Dataset entries:
<<<<

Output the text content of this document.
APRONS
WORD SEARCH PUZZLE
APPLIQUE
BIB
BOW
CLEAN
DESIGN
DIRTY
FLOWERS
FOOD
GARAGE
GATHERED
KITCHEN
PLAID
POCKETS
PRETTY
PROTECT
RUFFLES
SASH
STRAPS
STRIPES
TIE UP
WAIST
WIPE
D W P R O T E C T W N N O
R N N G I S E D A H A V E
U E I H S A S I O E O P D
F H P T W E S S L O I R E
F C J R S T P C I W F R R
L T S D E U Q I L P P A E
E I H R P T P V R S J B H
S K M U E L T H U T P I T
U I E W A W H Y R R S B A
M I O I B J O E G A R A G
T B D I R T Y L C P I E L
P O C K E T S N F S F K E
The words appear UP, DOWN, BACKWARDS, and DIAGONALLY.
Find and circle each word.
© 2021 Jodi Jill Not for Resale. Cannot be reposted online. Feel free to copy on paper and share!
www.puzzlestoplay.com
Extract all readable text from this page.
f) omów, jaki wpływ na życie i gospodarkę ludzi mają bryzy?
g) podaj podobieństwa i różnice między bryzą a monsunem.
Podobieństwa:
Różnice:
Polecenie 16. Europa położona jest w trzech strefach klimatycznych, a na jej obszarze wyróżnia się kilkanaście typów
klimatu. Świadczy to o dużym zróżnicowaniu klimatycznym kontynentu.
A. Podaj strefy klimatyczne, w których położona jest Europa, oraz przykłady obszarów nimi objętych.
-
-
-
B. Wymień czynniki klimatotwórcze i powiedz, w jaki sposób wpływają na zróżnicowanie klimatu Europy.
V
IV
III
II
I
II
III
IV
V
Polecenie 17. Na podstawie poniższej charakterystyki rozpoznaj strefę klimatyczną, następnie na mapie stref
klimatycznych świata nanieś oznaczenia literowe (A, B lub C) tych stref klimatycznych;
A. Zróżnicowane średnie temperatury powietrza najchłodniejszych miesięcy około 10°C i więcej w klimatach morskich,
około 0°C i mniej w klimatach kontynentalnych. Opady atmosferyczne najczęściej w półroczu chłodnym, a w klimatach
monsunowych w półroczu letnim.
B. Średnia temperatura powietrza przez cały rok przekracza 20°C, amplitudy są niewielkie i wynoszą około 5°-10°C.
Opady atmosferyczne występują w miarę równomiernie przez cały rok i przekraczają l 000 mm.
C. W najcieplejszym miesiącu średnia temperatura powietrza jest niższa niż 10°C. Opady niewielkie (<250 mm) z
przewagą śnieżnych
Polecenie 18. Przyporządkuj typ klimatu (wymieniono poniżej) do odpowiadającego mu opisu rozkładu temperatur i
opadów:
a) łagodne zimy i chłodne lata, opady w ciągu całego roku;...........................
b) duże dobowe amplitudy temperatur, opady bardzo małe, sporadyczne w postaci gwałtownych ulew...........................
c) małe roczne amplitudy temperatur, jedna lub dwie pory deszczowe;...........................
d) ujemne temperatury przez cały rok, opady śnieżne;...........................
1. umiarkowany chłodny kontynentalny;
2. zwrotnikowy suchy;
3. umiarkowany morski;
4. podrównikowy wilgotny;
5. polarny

>>>>

> [Exercise]: Write out every entry again, keeping each line exactly the same.

> [Reply]:
Output the text content of this document.
APRONS
WORD SEARCH PUZZLE
APPLIQUE
BIB
BOW
CLEAN
DESIGN
DIRTY
FLOWERS
FOOD
GARAGE
GATHERED
KITCHEN
PLAID
POCKETS
PRETTY
PROTECT
RUFFLES
SASH
STRAPS
STRIPES
TIE UP
WAIST
WIPE
D W P R O T E C T W N N O
R N N G I S E D A H A V E
U E I H S A S I O E O P D
F H P T W E S S L O I R E
F C J R S T P C I W F R R
L T S D E U Q I L P P A E
E I H R P T P V R S J B H
S K M U E L T H U T P I T
U I E W A W H Y R R S B A
M I O I B J O E G A R A G
T B D I R T Y L C P I E L
P O C K E T S N F S F K E
The words appear UP, DOWN, BACKWARDS, and DIAGONALLY.
Find and circle each word.
© 2021 Jodi Jill Not for Resale. Cannot be reposted online. Feel free to copy on paper and share!
www.puzzlestoplay.com
Extract all readable text from this page.
f) omów, jaki wpływ na życie i gospodarkę ludzi mają bryzy?
g) podaj podobieństwa i różnice między bryzą a monsunem.
Podobieństwa:
Różnice:
Polecenie 16. Europa położona jest w trzech strefach klimatycznych, a na jej obszarze wyróżnia się kilkanaście typów
klimatu. Świadczy to o dużym zróżnicowaniu klimatycznym kontynentu.
A. Podaj strefy klimatyczne, w których położona jest Europa, oraz przykłady obszarów nimi objętych.
-
-
-
B. Wymień czynniki klimatotwórcze i powiedz, w jaki sposób wpływają na zróżnicowanie klimatu Europy.
V
IV
III
II
I
II
III
IV
V
Polecenie 17. Na podstawie poniższej charakterystyki rozpoznaj strefę klimatyczną, następnie na mapie stref
klimatycznych świata nanieś oznaczenia literowe (A, B lub C) tych stref klimatycznych;
A. Zróżnicowane średnie temperatury powietrza najchłodniejszych miesięcy około 10°C i więcej w klimatach morskich,
około 0°C i mniej w klimatach kontynentalnych. Opady atmosferyczne najczęściej w półroczu chłodnym, a w klimatach
monsunowych w półroczu letnim.
B. Średnia temperatura powietrza przez cały rok przekracza 20°C, amplitudy są niewielkie i wynoszą około 5°-10°C.
Opady atmosferyczne występują w miarę równomiernie przez cały rok i przekraczają l 000 mm.
C. W najcieplejszym miesiącu średnia temperatura powietrza jest niższa niż 10°C. Opady niewielkie (<250 mm) z
przewagą śnieżnych
Polecenie 18. Przyporządkuj typ klimatu (wymieniono poniżej) do odpowiadającego mu opisu rozkładu temperatur i
opadów:
a) łagodne zimy i chłodne lata, opady w ciągu całego roku;...........................
b) duże dobowe amplitudy temperatur, opady bardzo małe, sporadyczne w postaci gwałtownych ulew...........................
c) małe roczne amplitudy temperatur, jedna lub dwie pory deszczowe;...........................
d) ujemne temperatury przez cały rok, opady śnieżne;...........................
1. umiarkowany chłodny kontynentalny;
2. zwrotnikowy suchy;
3. umiarkowany morski;
4. podrównikowy wilgotny;
5. polarny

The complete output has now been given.